• **EXERCISE TEXT**
☆ ☆ ☆ ☆ ☆
Rigid box and folding carton plant expansion
Palmyra, New York, USA
Rigid boxes and folding cartons
Paul T. Freund Corporation
Paul T. Freund Corporation
Bobst, Komori, Emmeci, Stokes & Smith, Potdevin, ValueLine, TLFGraphics, Parry, Kluge, Kraft, ValueLine, C&S, Shanklin and MD Knowlton
Paul T. Freund Corporation launched its folding carton business Freund Carton in 1999 in Palmyra, New York state, USA. Long-established in the rigid box market, Paul T. Freund realized it was losing business by not offering folding cartons, since about half their existing clients bought folding cartons elsewhere. Many customers needed both sorts of product for specific projects.
The synergy from launching the folding carton site has driven the pace of change at the rigid box operation and both are finding new business in a time when many manufacturers are experiencing flat markets. The folding carton operation has been running at, or very close to, capacity; its Bobst SPO diecutter and its five-color litho press from Komori are running three shifts. Also, demand at the rigid box operation continues to grow, which is why new technology is required.
Paul T. Freund’s rigid box business bought eight new Emmeci box makers the same year Freund Carton was launched. Alongside them run nine Stokes & Smith H lines, five Stokes & Smith B lines and one Stokes & Smith D line. The company also purchased a Prism guillotine cutter, two Potdevin gluers, a ValueLine diecutter, a TLFGraphics label printer and a Parry H wrapper.
The Stokes & Smith D line box maker in fully automatic or semi-automatic form comes with standard equipment, which includes an automated sheet gluer, a suction conveyor belt, a recirculating glue system, an automated wrapping machine, a thermoplastic quad stayer for stayed boxes and an automated flange bender for unstayed boxes. The Smith & Stokes B and H line specifications allow for either automated or semi-automated operation. In terms of performance, the model B line is capable of handling larger score line dimensions than the model H. Both offer 35 cycles per minute in both forms. In automated form, the model B weighs in at 5,500kg, the model H at 5,275kg. The semi-automatic versions weigh 4,710kg and 4,480kg, respectively.
More recently, Paul T. Freund’s rigid box business acquired two more Stokes & Smith B lines, a rebuilt Parry D line, another Prism guillotine cutter, three ValueLine diecutters and two Kluge EHD hot stampers. It has also bought two reconditioned MD Knowlton double scorers, one reconditioned Knowlton single scorer, one QA 100 Quad, two rebuilt Parry Style B mitring machines, two further Potdevin gluers, two rebuilt Stokes & Smith H wrappers, two Kraft platters, one new C&S vinyl lid machine and three Shanklin shrink tunnels.
Also, the rigid box operation recently invested in two new Emmeci box makers, MC92 and MC94, to meet the continuously rising demand. It is also seeking to purchase three additional custom-manufactured loose-wrap lines.
The folding carton operation added a Post straight-line folder gluer to its line in 2002.
PLANNING AN INTEGRATED PACKAGING COMPANY
Rick Frederick, formerly operations manager at Freund Carton, became president of the parent company Paul T. Freund in 2001. The folding carton business is located in a new 35,000ft² building, which was designed to be expandable. It currently hosts diecutting, printing, gluing, hot stamping and laminating, as well as design, prepress, sheet laminating, warehousing and distribution.
The last few years have seen considerable change as the two formerly separate businesses have been brought closer together. Frederick and CEO Paul Freund Jr aim to integrate the formerly separate folding carton and rigid box cultures to make one seamless packaging company.
PAUL T. FREUND
Paul T. Freund is one of the top ten rigid box manufacturers in the USA. It specializes in just-in-time delivery, with a household-name customer base especially strong in confectionery, retail and cosmetics. In 2002, the company’s revenue grew by 20% to reach more than $12 million.
The company’s intention is to invest both in machinery and in workforce knowledge of that machinery. Every employee, even those in customer services, is trained on the machinery. The company wants to maintain its double-digit growth to support its capability to constantly reinvest.
☆ ☆ ☆ ☆ ☆
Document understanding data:
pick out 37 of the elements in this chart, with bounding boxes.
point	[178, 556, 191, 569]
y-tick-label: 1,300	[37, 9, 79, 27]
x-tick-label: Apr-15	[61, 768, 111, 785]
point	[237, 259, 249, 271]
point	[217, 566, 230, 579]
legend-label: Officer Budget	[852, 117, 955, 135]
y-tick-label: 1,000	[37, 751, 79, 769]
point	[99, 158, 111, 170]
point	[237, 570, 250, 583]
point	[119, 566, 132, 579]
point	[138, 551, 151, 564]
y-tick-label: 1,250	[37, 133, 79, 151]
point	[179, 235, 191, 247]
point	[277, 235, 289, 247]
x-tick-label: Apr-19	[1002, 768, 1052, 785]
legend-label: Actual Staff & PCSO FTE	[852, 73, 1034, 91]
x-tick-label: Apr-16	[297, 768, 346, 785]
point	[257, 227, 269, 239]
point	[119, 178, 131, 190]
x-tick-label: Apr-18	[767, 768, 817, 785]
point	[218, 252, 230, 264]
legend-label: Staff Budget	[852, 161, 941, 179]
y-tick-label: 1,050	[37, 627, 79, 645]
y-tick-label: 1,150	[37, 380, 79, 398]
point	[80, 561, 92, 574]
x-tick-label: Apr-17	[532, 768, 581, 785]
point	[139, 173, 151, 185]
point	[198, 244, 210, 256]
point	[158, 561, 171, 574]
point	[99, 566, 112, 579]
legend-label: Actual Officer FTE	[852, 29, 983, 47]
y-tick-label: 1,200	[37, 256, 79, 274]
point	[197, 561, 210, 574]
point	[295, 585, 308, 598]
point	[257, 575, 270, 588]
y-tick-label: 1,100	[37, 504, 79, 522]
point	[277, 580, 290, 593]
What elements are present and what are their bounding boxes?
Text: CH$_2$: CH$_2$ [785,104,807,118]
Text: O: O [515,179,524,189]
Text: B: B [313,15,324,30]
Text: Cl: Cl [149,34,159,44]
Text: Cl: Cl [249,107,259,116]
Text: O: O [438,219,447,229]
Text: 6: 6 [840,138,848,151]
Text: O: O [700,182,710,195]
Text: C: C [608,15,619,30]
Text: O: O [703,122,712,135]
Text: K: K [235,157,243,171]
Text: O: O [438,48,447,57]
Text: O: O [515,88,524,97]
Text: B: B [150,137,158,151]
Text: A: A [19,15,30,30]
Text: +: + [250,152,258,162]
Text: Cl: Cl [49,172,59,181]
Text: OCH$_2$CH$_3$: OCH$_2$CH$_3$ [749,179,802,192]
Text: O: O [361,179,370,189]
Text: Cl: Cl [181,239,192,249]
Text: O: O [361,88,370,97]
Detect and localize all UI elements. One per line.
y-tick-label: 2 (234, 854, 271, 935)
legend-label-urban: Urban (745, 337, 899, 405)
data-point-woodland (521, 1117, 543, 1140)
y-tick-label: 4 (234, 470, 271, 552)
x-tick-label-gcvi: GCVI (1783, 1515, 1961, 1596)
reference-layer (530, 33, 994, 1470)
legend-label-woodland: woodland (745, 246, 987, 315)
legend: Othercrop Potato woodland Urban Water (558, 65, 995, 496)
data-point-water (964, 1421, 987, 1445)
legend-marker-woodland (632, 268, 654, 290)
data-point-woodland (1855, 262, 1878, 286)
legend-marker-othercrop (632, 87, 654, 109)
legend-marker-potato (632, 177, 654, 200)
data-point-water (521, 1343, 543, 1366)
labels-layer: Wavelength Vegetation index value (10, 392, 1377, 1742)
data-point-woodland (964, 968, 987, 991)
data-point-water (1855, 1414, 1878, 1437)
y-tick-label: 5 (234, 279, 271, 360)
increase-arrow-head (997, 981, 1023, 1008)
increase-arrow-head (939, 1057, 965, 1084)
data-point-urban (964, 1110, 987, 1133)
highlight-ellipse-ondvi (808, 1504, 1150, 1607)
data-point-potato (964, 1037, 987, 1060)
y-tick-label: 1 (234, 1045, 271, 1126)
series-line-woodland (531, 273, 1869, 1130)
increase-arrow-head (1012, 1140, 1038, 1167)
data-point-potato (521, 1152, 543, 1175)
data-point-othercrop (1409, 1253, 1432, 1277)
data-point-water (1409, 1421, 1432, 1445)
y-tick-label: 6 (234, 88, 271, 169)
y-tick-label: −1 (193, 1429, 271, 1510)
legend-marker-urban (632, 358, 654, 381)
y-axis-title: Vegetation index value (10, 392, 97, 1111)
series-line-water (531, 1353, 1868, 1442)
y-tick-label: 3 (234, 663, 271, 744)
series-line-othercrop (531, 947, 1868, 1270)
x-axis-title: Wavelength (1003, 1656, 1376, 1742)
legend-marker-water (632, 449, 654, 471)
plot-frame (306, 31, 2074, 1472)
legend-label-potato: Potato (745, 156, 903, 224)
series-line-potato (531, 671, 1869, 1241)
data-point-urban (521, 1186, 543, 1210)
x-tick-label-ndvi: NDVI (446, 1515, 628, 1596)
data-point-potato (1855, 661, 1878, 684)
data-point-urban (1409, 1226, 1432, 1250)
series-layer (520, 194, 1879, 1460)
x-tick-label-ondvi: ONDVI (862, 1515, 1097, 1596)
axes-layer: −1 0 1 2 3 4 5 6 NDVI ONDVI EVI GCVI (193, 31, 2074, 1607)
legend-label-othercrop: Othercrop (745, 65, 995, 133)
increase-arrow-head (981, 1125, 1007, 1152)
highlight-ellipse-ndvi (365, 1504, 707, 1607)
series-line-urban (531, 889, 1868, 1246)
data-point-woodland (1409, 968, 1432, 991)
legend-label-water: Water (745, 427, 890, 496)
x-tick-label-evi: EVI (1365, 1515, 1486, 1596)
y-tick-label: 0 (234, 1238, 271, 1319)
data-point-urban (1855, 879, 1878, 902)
☆ ☆ ☆ ☆ ☆
• **TASK SET**
A - In the plant expansion text, edit the passage starting with "Paul T. Freund’s rigid box business bought" and going on through "Parry H wrapper.", replacing "guillotine cutter" with "paper cutter".
B - Turn the paragraph of the plant expansion text that begins "Rick Frederick, formerly operations manager" into a short bulleted list that keeps its main facts.

• **YOUR WRITTEN ANSWERS**
A -
Paul T. Freund’s rigid box business bought eight new Emmeci box makers the same year Freund Carton was launched. Alongside them run nine Stokes & Smith H lines, five Stokes & Smith B lines and one Stokes & Smith D line. The company also purchased a Prism paper cutter, two Potdevin gluers, a ValueLine diecutter, a TLFGraphics label printer and a Parry H wrapper.

B -
- Rick Frederick, formerly operations manager at Freund Carton, became president of the parent company Paul T. Freund in 2001.
- The folding carton business is in a new 35,000ft² building designed to be expandable.
- It houses diecutting, printing, gluing, hot stamping and laminating, plus design, prepress, sheet laminating, warehousing and distribution.